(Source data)
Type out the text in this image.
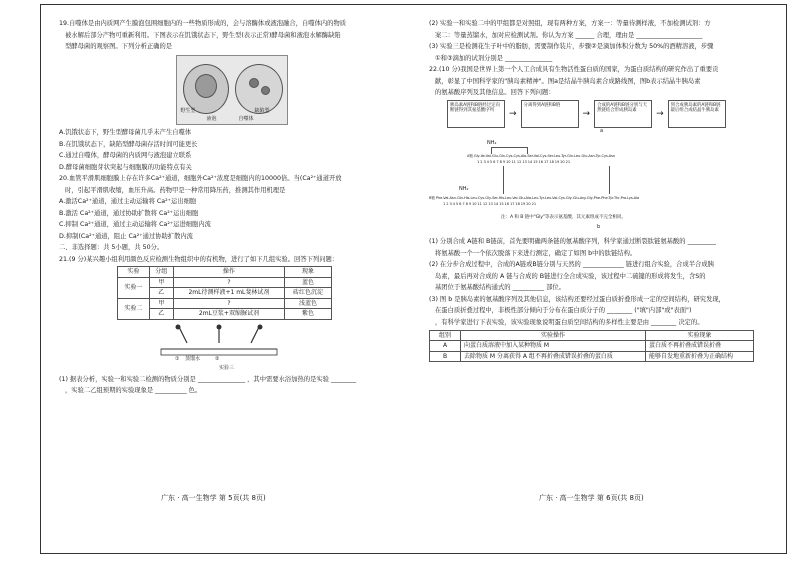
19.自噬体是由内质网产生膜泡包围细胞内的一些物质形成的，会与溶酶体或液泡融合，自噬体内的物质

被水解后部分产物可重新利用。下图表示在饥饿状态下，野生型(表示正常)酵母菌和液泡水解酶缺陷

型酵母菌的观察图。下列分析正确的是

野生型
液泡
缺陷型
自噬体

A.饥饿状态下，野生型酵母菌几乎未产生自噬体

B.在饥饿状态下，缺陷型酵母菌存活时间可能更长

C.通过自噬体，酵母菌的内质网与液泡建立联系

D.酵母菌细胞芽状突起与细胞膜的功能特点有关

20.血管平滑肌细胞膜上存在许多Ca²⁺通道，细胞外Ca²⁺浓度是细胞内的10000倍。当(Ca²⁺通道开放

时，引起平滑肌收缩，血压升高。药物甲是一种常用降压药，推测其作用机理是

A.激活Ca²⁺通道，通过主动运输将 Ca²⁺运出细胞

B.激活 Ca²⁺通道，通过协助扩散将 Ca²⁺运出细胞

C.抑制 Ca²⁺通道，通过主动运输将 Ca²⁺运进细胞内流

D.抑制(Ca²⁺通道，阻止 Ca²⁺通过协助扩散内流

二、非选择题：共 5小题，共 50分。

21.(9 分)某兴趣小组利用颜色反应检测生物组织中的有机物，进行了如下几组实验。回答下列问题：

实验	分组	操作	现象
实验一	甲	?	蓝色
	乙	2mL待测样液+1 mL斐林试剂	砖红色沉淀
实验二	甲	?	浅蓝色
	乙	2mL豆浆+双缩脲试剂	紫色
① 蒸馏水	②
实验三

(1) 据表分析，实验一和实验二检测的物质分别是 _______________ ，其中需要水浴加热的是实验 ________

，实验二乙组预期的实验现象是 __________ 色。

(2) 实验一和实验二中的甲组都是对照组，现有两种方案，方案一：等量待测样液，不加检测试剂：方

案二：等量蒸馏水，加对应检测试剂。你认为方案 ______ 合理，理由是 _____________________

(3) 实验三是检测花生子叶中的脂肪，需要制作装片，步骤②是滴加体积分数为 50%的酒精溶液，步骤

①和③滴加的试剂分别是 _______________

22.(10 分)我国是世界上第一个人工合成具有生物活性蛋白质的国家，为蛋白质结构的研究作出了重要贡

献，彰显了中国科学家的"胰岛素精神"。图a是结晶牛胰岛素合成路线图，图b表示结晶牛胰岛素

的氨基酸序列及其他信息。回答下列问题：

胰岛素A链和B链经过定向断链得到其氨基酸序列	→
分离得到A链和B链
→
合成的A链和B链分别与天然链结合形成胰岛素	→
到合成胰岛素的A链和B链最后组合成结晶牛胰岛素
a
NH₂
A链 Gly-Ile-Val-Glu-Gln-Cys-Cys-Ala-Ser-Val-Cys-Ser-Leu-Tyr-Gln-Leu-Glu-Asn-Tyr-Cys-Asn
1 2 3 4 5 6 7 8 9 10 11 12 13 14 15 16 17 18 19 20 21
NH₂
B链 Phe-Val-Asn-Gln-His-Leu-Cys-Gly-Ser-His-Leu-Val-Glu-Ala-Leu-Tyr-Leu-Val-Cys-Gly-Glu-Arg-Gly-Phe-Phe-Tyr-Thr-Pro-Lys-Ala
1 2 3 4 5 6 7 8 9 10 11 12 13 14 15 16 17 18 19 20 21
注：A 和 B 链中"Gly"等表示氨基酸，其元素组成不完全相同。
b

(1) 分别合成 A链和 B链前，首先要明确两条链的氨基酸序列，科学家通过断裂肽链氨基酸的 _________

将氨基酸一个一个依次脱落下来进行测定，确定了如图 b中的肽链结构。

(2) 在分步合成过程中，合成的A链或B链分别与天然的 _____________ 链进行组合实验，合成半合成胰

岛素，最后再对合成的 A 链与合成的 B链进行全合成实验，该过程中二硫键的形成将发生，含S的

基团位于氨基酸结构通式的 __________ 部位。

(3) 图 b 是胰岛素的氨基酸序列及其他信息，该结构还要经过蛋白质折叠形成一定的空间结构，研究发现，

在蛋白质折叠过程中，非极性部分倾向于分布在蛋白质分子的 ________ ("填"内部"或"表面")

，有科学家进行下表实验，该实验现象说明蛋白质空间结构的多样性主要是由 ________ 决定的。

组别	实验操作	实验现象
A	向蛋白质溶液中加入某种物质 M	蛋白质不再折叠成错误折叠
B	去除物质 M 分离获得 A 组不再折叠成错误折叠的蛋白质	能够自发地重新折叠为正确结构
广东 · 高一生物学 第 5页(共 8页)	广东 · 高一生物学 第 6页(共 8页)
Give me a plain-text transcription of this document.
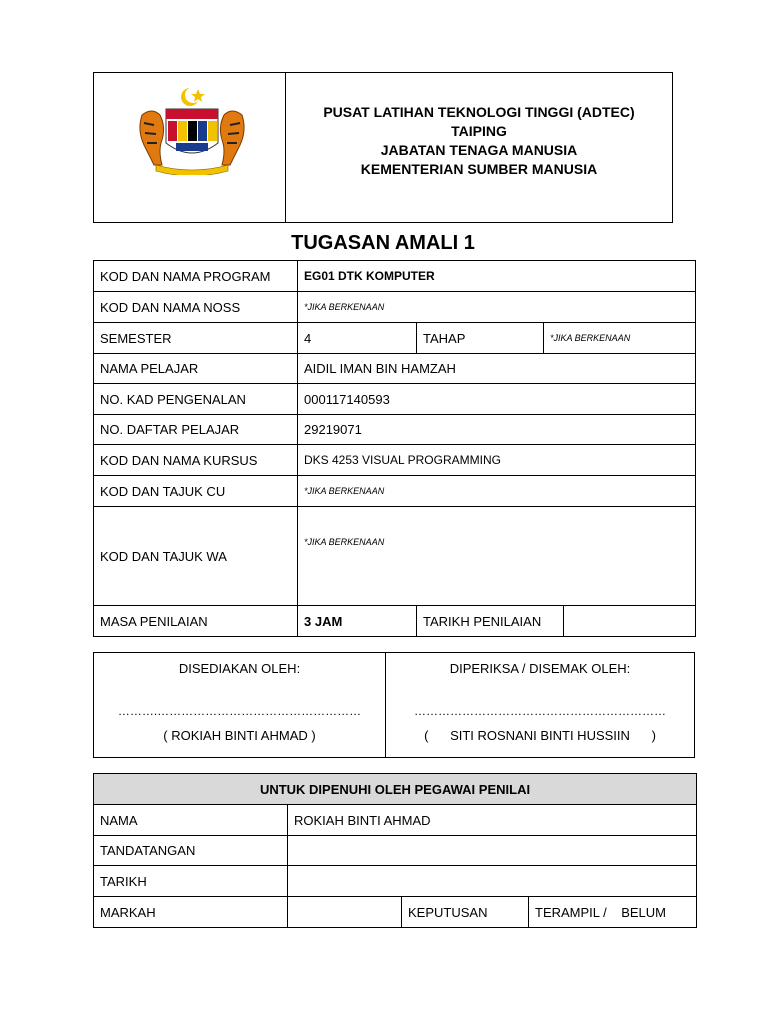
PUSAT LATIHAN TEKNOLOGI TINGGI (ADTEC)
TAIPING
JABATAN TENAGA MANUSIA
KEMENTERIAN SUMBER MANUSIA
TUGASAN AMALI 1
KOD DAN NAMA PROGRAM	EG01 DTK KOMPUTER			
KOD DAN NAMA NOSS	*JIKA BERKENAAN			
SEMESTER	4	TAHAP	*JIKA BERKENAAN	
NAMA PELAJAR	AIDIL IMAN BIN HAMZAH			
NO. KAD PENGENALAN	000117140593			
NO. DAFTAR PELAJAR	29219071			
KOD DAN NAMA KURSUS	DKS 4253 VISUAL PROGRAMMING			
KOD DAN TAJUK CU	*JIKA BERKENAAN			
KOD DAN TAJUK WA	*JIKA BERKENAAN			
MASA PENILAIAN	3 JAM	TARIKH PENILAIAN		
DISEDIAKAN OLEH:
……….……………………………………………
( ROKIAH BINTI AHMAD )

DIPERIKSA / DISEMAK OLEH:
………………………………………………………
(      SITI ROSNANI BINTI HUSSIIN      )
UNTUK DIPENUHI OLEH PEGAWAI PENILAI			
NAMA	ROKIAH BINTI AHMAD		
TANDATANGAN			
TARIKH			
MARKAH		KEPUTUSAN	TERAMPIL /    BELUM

[Task details] Give back every line exactly as it stands, pictures excluded.

[Solution to this problem]
Type out the text in this image.
19.自噬体是由内质网产生膜泡包围细胞内的一些物质形成的，会与溶酶体或液泡融合，自噬体内的物质

被水解后部分产物可重新利用。下图表示在饥饿状态下，野生型(表示正常)酵母菌和液泡水解酶缺陷

型酵母菌的观察图。下列分析正确的是

野生型
液泡
缺陷型
自噬体

A.饥饿状态下，野生型酵母菌几乎未产生自噬体

B.在饥饿状态下，缺陷型酵母菌存活时间可能更长

C.通过自噬体，酵母菌的内质网与液泡建立联系

D.酵母菌细胞芽状突起与细胞膜的功能特点有关

20.血管平滑肌细胞膜上存在许多Ca²⁺通道，细胞外Ca²⁺浓度是细胞内的10000倍。当(Ca²⁺通道开放

时，引起平滑肌收缩，血压升高。药物甲是一种常用降压药，推测其作用机理是

A.激活Ca²⁺通道，通过主动运输将 Ca²⁺运出细胞

B.激活 Ca²⁺通道，通过协助扩散将 Ca²⁺运出细胞

C.抑制 Ca²⁺通道，通过主动运输将 Ca²⁺运进细胞内流

D.抑制(Ca²⁺通道，阻止 Ca²⁺通过协助扩散内流

二、非选择题：共 5小题，共 50分。

21.(9 分)某兴趣小组利用颜色反应检测生物组织中的有机物，进行了如下几组实验。回答下列问题：

实验	分组	操作	现象
实验一	甲	?	蓝色
	乙	2mL待测样液+1 mL斐林试剂	砖红色沉淀
实验二	甲	?	浅蓝色
	乙	2mL豆浆+双缩脲试剂	紫色
① 蒸馏水	②
实验三

(1) 据表分析，实验一和实验二检测的物质分别是 _______________ ，其中需要水浴加热的是实验 ________

，实验二乙组预期的实验现象是 __________ 色。

(2) 实验一和实验二中的甲组都是对照组，现有两种方案，方案一：等量待测样液，不加检测试剂：方

案二：等量蒸馏水，加对应检测试剂。你认为方案 ______ 合理，理由是 _____________________

(3) 实验三是检测花生子叶中的脂肪，需要制作装片，步骤②是滴加体积分数为 50%的酒精溶液，步骤

①和③滴加的试剂分别是 _______________

22.(10 分)我国是世界上第一个人工合成具有生物活性蛋白质的国家，为蛋白质结构的研究作出了重要贡

献，彰显了中国科学家的"胰岛素精神"。图a是结晶牛胰岛素合成路线图，图b表示结晶牛胰岛素

的氨基酸序列及其他信息。回答下列问题：

胰岛素A链和B链经过定向断链得到其氨基酸序列	→
分离得到A链和B链
→
合成的A链和B链分别与天然链结合形成胰岛素	→
到合成胰岛素的A链和B链最后组合成结晶牛胰岛素
a
NH₂
A链 Gly-Ile-Val-Glu-Gln-Cys-Cys-Ala-Ser-Val-Cys-Ser-Leu-Tyr-Gln-Leu-Glu-Asn-Tyr-Cys-Asn
1 2 3 4 5 6 7 8 9 10 11 12 13 14 15 16 17 18 19 20 21
NH₂
B链 Phe-Val-Asn-Gln-His-Leu-Cys-Gly-Ser-His-Leu-Val-Glu-Ala-Leu-Tyr-Leu-Val-Cys-Gly-Glu-Arg-Gly-Phe-Phe-Tyr-Thr-Pro-Lys-Ala
1 2 3 4 5 6 7 8 9 10 11 12 13 14 15 16 17 18 19 20 21
注：A 和 B 链中"Gly"等表示氨基酸，其元素组成不完全相同。
b

(1) 分别合成 A链和 B链前，首先要明确两条链的氨基酸序列，科学家通过断裂肽链氨基酸的 _________

将氨基酸一个一个依次脱落下来进行测定，确定了如图 b中的肽链结构。

(2) 在分步合成过程中，合成的A链或B链分别与天然的 _____________ 链进行组合实验，合成半合成胰

岛素，最后再对合成的 A 链与合成的 B链进行全合成实验，该过程中二硫键的形成将发生，含S的

基团位于氨基酸结构通式的 __________ 部位。

(3) 图 b 是胰岛素的氨基酸序列及其他信息，该结构还要经过蛋白质折叠形成一定的空间结构，研究发现，

在蛋白质折叠过程中，非极性部分倾向于分布在蛋白质分子的 ________ ("填"内部"或"表面")

，有科学家进行下表实验，该实验现象说明蛋白质空间结构的多样性主要是由 ________ 决定的。

组别	实验操作	实验现象
A	向蛋白质溶液中加入某种物质 M	蛋白质不再折叠成错误折叠
B	去除物质 M 分离获得 A 组不再折叠成错误折叠的蛋白质	能够自发地重新折叠为正确结构
广东 · 高一生物学 第 5页(共 8页)	广东 · 高一生物学 第 6页(共 8页)
Give me a plain-text transcription of this document.
PUSAT LATIHAN TEKNOLOGI TINGGI (ADTEC)
TAIPING
JABATAN TENAGA MANUSIA
KEMENTERIAN SUMBER MANUSIA
TUGASAN AMALI 1
KOD DAN NAMA PROGRAM	EG01 DTK KOMPUTER			
KOD DAN NAMA NOSS	*JIKA BERKENAAN			
SEMESTER	4	TAHAP	*JIKA BERKENAAN	
NAMA PELAJAR	AIDIL IMAN BIN HAMZAH			
NO. KAD PENGENALAN	000117140593			
NO. DAFTAR PELAJAR	29219071			
KOD DAN NAMA KURSUS	DKS 4253 VISUAL PROGRAMMING			
KOD DAN TAJUK CU	*JIKA BERKENAAN			
KOD DAN TAJUK WA	*JIKA BERKENAAN			
MASA PENILAIAN	3 JAM	TARIKH PENILAIAN		
DISEDIAKAN OLEH:
……….……………………………………………
( ROKIAH BINTI AHMAD )

DIPERIKSA / DISEMAK OLEH:
………………………………………………………
(      SITI ROSNANI BINTI HUSSIIN      )
UNTUK DIPENUHI OLEH PEGAWAI PENILAI			
NAMA	ROKIAH BINTI AHMAD		
TANDATANGAN			
TARIKH			
MARKAH		KEPUTUSAN	TERAMPIL /    BELUM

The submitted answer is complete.